[Listing excerpted from a collection]
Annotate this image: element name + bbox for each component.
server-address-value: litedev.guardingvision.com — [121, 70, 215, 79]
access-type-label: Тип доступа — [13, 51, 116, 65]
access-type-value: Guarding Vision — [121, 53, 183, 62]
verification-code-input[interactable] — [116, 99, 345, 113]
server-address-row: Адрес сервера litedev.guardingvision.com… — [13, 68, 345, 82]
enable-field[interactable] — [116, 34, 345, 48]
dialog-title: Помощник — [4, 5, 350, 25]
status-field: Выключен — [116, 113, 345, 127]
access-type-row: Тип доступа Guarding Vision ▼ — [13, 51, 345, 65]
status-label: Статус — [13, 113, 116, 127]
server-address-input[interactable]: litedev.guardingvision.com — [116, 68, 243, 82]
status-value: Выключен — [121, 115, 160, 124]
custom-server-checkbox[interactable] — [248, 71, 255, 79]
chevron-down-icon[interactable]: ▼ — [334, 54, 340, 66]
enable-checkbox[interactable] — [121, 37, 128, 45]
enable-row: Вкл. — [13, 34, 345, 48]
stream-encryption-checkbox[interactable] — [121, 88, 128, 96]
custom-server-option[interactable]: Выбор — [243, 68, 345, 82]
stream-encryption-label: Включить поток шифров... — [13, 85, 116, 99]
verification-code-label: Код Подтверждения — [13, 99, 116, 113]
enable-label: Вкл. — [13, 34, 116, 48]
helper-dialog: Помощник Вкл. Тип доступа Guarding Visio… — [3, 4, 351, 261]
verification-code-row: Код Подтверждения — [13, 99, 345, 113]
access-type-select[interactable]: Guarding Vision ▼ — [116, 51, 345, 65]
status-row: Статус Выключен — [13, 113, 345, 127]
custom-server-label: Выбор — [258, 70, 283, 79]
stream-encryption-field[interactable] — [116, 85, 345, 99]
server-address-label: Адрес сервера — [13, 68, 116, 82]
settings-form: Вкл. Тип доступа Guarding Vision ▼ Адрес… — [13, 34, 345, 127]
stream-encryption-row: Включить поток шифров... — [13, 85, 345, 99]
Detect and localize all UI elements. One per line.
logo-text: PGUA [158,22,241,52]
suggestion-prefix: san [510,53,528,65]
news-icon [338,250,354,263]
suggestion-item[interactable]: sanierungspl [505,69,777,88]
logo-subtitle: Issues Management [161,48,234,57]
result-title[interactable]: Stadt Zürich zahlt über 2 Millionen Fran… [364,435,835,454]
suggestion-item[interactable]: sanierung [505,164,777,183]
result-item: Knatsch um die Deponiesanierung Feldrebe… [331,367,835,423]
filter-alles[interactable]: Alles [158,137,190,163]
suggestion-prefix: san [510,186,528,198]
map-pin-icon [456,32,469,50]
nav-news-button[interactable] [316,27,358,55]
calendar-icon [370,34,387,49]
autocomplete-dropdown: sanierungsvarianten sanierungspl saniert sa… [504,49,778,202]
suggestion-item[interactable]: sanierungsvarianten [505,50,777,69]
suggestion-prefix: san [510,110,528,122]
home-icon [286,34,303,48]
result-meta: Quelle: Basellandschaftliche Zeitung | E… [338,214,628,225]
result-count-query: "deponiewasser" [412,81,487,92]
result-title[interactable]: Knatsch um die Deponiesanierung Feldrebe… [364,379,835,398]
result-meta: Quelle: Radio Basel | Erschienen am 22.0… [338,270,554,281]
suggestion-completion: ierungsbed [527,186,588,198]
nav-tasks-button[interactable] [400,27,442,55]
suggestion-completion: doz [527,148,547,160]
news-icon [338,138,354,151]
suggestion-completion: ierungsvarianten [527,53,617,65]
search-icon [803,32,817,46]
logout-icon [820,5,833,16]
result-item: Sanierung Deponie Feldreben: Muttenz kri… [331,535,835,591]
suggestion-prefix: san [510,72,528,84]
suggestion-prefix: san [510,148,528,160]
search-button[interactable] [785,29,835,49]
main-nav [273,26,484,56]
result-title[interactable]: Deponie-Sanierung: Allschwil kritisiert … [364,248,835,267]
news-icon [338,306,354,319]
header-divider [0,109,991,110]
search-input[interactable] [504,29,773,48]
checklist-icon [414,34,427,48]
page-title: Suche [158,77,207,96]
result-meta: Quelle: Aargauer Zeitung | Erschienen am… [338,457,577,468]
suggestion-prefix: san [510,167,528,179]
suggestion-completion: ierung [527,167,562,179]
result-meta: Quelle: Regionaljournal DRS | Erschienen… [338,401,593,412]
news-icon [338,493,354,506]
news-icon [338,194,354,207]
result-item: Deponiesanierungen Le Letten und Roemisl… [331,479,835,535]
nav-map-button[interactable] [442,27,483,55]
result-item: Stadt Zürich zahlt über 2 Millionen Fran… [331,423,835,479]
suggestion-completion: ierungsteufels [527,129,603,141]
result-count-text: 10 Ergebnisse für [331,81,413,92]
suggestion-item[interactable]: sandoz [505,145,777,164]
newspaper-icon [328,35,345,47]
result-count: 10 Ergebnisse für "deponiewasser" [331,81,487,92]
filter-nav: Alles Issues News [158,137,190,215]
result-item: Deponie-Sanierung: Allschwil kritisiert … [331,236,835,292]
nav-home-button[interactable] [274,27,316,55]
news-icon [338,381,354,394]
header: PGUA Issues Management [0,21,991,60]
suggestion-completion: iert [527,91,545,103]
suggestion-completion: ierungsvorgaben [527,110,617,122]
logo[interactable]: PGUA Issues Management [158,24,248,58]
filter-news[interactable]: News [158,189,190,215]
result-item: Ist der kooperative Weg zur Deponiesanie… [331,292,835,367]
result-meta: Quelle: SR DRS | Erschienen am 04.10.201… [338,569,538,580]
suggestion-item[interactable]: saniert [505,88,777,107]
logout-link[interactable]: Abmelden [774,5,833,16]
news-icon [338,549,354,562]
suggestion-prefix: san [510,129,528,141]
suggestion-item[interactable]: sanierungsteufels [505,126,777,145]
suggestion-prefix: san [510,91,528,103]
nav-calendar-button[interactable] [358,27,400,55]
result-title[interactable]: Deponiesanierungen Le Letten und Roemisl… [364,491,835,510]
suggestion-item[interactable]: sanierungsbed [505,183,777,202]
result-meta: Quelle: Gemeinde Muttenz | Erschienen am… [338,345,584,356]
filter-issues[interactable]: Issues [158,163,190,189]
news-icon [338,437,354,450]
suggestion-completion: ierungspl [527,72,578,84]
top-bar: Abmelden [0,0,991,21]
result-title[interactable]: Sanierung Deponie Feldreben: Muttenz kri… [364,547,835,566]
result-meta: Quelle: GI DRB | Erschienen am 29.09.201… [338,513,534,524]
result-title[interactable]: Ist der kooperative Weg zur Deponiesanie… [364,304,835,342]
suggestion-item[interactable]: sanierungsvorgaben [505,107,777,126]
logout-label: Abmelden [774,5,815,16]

### GIVEN TASK
Copy the whole listing above word for word, keeping every line in its original order.

### EXERCISE SOLUTION
Annotate this image: element name + bbox for each component.
server-address-value: litedev.guardingvision.com — [121, 70, 215, 79]
access-type-label: Тип доступа — [13, 51, 116, 65]
access-type-value: Guarding Vision — [121, 53, 183, 62]
verification-code-input[interactable] — [116, 99, 345, 113]
server-address-row: Адрес сервера litedev.guardingvision.com… — [13, 68, 345, 82]
enable-field[interactable] — [116, 34, 345, 48]
dialog-title: Помощник — [4, 5, 350, 25]
status-field: Выключен — [116, 113, 345, 127]
access-type-row: Тип доступа Guarding Vision ▼ — [13, 51, 345, 65]
status-label: Статус — [13, 113, 116, 127]
server-address-input[interactable]: litedev.guardingvision.com — [116, 68, 243, 82]
status-value: Выключен — [121, 115, 160, 124]
custom-server-checkbox[interactable] — [248, 71, 255, 79]
chevron-down-icon[interactable]: ▼ — [334, 54, 340, 66]
enable-checkbox[interactable] — [121, 37, 128, 45]
enable-row: Вкл. — [13, 34, 345, 48]
stream-encryption-checkbox[interactable] — [121, 88, 128, 96]
custom-server-option[interactable]: Выбор — [243, 68, 345, 82]
stream-encryption-label: Включить поток шифров... — [13, 85, 116, 99]
verification-code-label: Код Подтверждения — [13, 99, 116, 113]
enable-label: Вкл. — [13, 34, 116, 48]
helper-dialog: Помощник Вкл. Тип доступа Guarding Visio… — [3, 4, 351, 261]
verification-code-row: Код Подтверждения — [13, 99, 345, 113]
access-type-select[interactable]: Guarding Vision ▼ — [116, 51, 345, 65]
status-row: Статус Выключен — [13, 113, 345, 127]
custom-server-label: Выбор — [258, 70, 283, 79]
stream-encryption-field[interactable] — [116, 85, 345, 99]
server-address-label: Адрес сервера — [13, 68, 116, 82]
settings-form: Вкл. Тип доступа Guarding Vision ▼ Адрес… — [13, 34, 345, 127]
stream-encryption-row: Включить поток шифров... — [13, 85, 345, 99]
Detect and localize all UI elements. One per line.
logo-text: PGUA [158,22,241,52]
suggestion-prefix: san [510,53,528,65]
news-icon [338,250,354,263]
suggestion-item[interactable]: sanierungspl [505,69,777,88]
logo-subtitle: Issues Management [161,48,234,57]
result-title[interactable]: Stadt Zürich zahlt über 2 Millionen Fran… [364,435,835,454]
suggestion-item[interactable]: sanierung [505,164,777,183]
result-item: Knatsch um die Deponiesanierung Feldrebe… [331,367,835,423]
filter-alles[interactable]: Alles [158,137,190,163]
suggestion-prefix: san [510,186,528,198]
map-pin-icon [456,32,469,50]
nav-news-button[interactable] [316,27,358,55]
calendar-icon [370,34,387,49]
autocomplete-dropdown: sanierungsvarianten sanierungspl saniert sa… [504,49,778,202]
suggestion-item[interactable]: sanierungsvarianten [505,50,777,69]
suggestion-prefix: san [510,110,528,122]
home-icon [286,34,303,48]
result-meta: Quelle: Basellandschaftliche Zeitung | E… [338,214,628,225]
result-count-query: "deponiewasser" [412,81,487,92]
result-title[interactable]: Knatsch um die Deponiesanierung Feldrebe… [364,379,835,398]
result-meta: Quelle: Radio Basel | Erschienen am 22.0… [338,270,554,281]
suggestion-completion: ierungsbed [527,186,588,198]
nav-tasks-button[interactable] [400,27,442,55]
suggestion-completion: doz [527,148,547,160]
news-icon [338,138,354,151]
suggestion-completion: ierungsvarianten [527,53,617,65]
search-icon [803,32,817,46]
logout-icon [820,5,833,16]
result-item: Sanierung Deponie Feldreben: Muttenz kri… [331,535,835,591]
suggestion-prefix: san [510,72,528,84]
suggestion-prefix: san [510,148,528,160]
search-button[interactable] [785,29,835,49]
main-nav [273,26,484,56]
result-title[interactable]: Deponie-Sanierung: Allschwil kritisiert … [364,248,835,267]
news-icon [338,306,354,319]
header-divider [0,109,991,110]
search-input[interactable] [504,29,773,48]
checklist-icon [414,34,427,48]
page-title: Suche [158,77,207,96]
result-meta: Quelle: Aargauer Zeitung | Erschienen am… [338,457,577,468]
suggestion-prefix: san [510,167,528,179]
suggestion-completion: ierung [527,167,562,179]
result-meta: Quelle: Regionaljournal DRS | Erschienen… [338,401,593,412]
news-icon [338,493,354,506]
news-icon [338,194,354,207]
result-item: Deponiesanierungen Le Letten und Roemisl… [331,479,835,535]
nav-map-button[interactable] [442,27,483,55]
result-item: Stadt Zürich zahlt über 2 Millionen Fran… [331,423,835,479]
suggestion-completion: ierungsteufels [527,129,603,141]
result-count-text: 10 Ergebnisse für [331,81,413,92]
suggestion-item[interactable]: sandoz [505,145,777,164]
newspaper-icon [328,35,345,47]
result-count: 10 Ergebnisse für "deponiewasser" [331,81,487,92]
filter-nav: Alles Issues News [158,137,190,215]
result-item: Deponie-Sanierung: Allschwil kritisiert … [331,236,835,292]
nav-home-button[interactable] [274,27,316,55]
news-icon [338,381,354,394]
header: PGUA Issues Management [0,21,991,60]
suggestion-completion: iert [527,91,545,103]
suggestion-completion: ierungsvorgaben [527,110,617,122]
logo[interactable]: PGUA Issues Management [158,24,248,58]
filter-news[interactable]: News [158,189,190,215]
result-item: Ist der kooperative Weg zur Deponiesanie… [331,292,835,367]
result-meta: Quelle: SR DRS | Erschienen am 04.10.201… [338,569,538,580]
suggestion-item[interactable]: saniert [505,88,777,107]
logout-link[interactable]: Abmelden [774,5,833,16]
news-icon [338,549,354,562]
suggestion-prefix: san [510,129,528,141]
suggestion-item[interactable]: sanierungsteufels [505,126,777,145]
suggestion-prefix: san [510,91,528,103]
nav-calendar-button[interactable] [358,27,400,55]
result-title[interactable]: Deponiesanierungen Le Letten und Roemisl… [364,491,835,510]
suggestion-item[interactable]: sanierungsbed [505,183,777,202]
result-meta: Quelle: Gemeinde Muttenz | Erschienen am… [338,345,584,356]
filter-issues[interactable]: Issues [158,163,190,189]
news-icon [338,437,354,450]
suggestion-completion: ierungspl [527,72,578,84]
top-bar: Abmelden [0,0,991,21]
result-title[interactable]: Sanierung Deponie Feldreben: Muttenz kri… [364,547,835,566]
result-meta: Quelle: GI DRB | Erschienen am 29.09.201… [338,513,534,524]
result-title[interactable]: Ist der kooperative Weg zur Deponiesanie… [364,304,835,342]
suggestion-item[interactable]: sanierungsvorgaben [505,107,777,126]
logout-label: Abmelden [774,5,815,16]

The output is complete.